JOB
Every entry below must appear again, exactly as written.
########################################
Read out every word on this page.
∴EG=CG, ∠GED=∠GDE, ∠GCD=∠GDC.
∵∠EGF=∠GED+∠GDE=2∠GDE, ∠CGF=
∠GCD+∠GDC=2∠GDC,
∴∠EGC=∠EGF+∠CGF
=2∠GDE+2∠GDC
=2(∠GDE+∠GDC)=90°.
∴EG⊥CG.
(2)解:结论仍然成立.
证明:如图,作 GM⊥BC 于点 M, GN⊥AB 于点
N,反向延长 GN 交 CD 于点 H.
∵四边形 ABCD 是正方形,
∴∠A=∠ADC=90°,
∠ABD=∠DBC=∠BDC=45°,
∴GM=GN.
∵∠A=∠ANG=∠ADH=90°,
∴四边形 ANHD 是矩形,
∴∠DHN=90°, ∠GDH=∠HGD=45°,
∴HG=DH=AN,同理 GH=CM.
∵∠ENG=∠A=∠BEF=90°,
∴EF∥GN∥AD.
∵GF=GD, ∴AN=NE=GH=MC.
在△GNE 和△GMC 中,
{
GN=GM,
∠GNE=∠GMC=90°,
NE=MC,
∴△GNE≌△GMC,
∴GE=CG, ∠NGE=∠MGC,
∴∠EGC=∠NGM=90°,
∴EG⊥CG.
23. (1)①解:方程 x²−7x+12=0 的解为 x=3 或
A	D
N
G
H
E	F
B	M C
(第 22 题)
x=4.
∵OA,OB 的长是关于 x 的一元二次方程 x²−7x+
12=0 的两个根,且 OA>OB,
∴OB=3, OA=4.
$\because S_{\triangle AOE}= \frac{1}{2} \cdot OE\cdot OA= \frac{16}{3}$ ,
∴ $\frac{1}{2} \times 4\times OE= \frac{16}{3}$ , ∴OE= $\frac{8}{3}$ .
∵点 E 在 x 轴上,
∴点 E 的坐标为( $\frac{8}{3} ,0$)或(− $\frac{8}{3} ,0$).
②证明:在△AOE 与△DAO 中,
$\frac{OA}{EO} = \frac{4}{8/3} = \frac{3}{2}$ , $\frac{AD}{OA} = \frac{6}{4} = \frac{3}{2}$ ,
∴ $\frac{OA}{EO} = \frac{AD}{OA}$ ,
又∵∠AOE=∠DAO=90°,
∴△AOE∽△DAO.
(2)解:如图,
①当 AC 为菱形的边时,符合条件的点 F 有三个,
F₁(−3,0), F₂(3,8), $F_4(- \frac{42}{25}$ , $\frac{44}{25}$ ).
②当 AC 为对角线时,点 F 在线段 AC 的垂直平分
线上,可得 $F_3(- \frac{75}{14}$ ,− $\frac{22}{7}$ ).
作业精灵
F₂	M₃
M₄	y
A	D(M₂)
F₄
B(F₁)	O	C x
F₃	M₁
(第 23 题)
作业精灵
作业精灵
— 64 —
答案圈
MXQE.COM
########################################
WRITTEN RESPONSE
Read out every word on this page.
∴EG=CG, ∠GED=∠GDE, ∠GCD=∠GDC.
∵∠EGF=∠GED+∠GDE=2∠GDE, ∠CGF=
∠GCD+∠GDC=2∠GDC,
∴∠EGC=∠EGF+∠CGF
=2∠GDE+2∠GDC
=2(∠GDE+∠GDC)=90°.
∴EG⊥CG.
(2)解:结论仍然成立.
证明:如图,作 GM⊥BC 于点 M, GN⊥AB 于点
N,反向延长 GN 交 CD 于点 H.
∵四边形 ABCD 是正方形,
∴∠A=∠ADC=90°,
∠ABD=∠DBC=∠BDC=45°,
∴GM=GN.
∵∠A=∠ANG=∠ADH=90°,
∴四边形 ANHD 是矩形,
∴∠DHN=90°, ∠GDH=∠HGD=45°,
∴HG=DH=AN,同理 GH=CM.
∵∠ENG=∠A=∠BEF=90°,
∴EF∥GN∥AD.
∵GF=GD, ∴AN=NE=GH=MC.
在△GNE 和△GMC 中,
{
GN=GM,
∠GNE=∠GMC=90°,
NE=MC,
∴△GNE≌△GMC,
∴GE=CG, ∠NGE=∠MGC,
∴∠EGC=∠NGM=90°,
∴EG⊥CG.
23. (1)①解:方程 x²−7x+12=0 的解为 x=3 或
A	D
N
G
H
E	F
B	M C
(第 22 题)
x=4.
∵OA,OB 的长是关于 x 的一元二次方程 x²−7x+
12=0 的两个根,且 OA>OB,
∴OB=3, OA=4.
$\because S_{\triangle AOE}= \frac{1}{2} \cdot OE\cdot OA= \frac{16}{3}$ ,
∴ $\frac{1}{2} \times 4\times OE= \frac{16}{3}$ , ∴OE= $\frac{8}{3}$ .
∵点 E 在 x 轴上,
∴点 E 的坐标为( $\frac{8}{3} ,0$)或(− $\frac{8}{3} ,0$).
②证明:在△AOE 与△DAO 中,
$\frac{OA}{EO} = \frac{4}{8/3} = \frac{3}{2}$ , $\frac{AD}{OA} = \frac{6}{4} = \frac{3}{2}$ ,
∴ $\frac{OA}{EO} = \frac{AD}{OA}$ ,
又∵∠AOE=∠DAO=90°,
∴△AOE∽△DAO.
(2)解:如图,
①当 AC 为菱形的边时,符合条件的点 F 有三个,
F₁(−3,0), F₂(3,8), $F_4(- \frac{42}{25}$ , $\frac{44}{25}$ ).
②当 AC 为对角线时,点 F 在线段 AC 的垂直平分
线上,可得 $F_3(- \frac{75}{14}$ ,− $\frac{22}{7}$ ).
作业精灵
F₂	M₃
M₄	y
A	D(M₂)
F₄
B(F₁)	O	C x
F₃	M₁
(第 23 题)
作业精灵
作业精灵
— 64 —
答案圈
MXQE.COM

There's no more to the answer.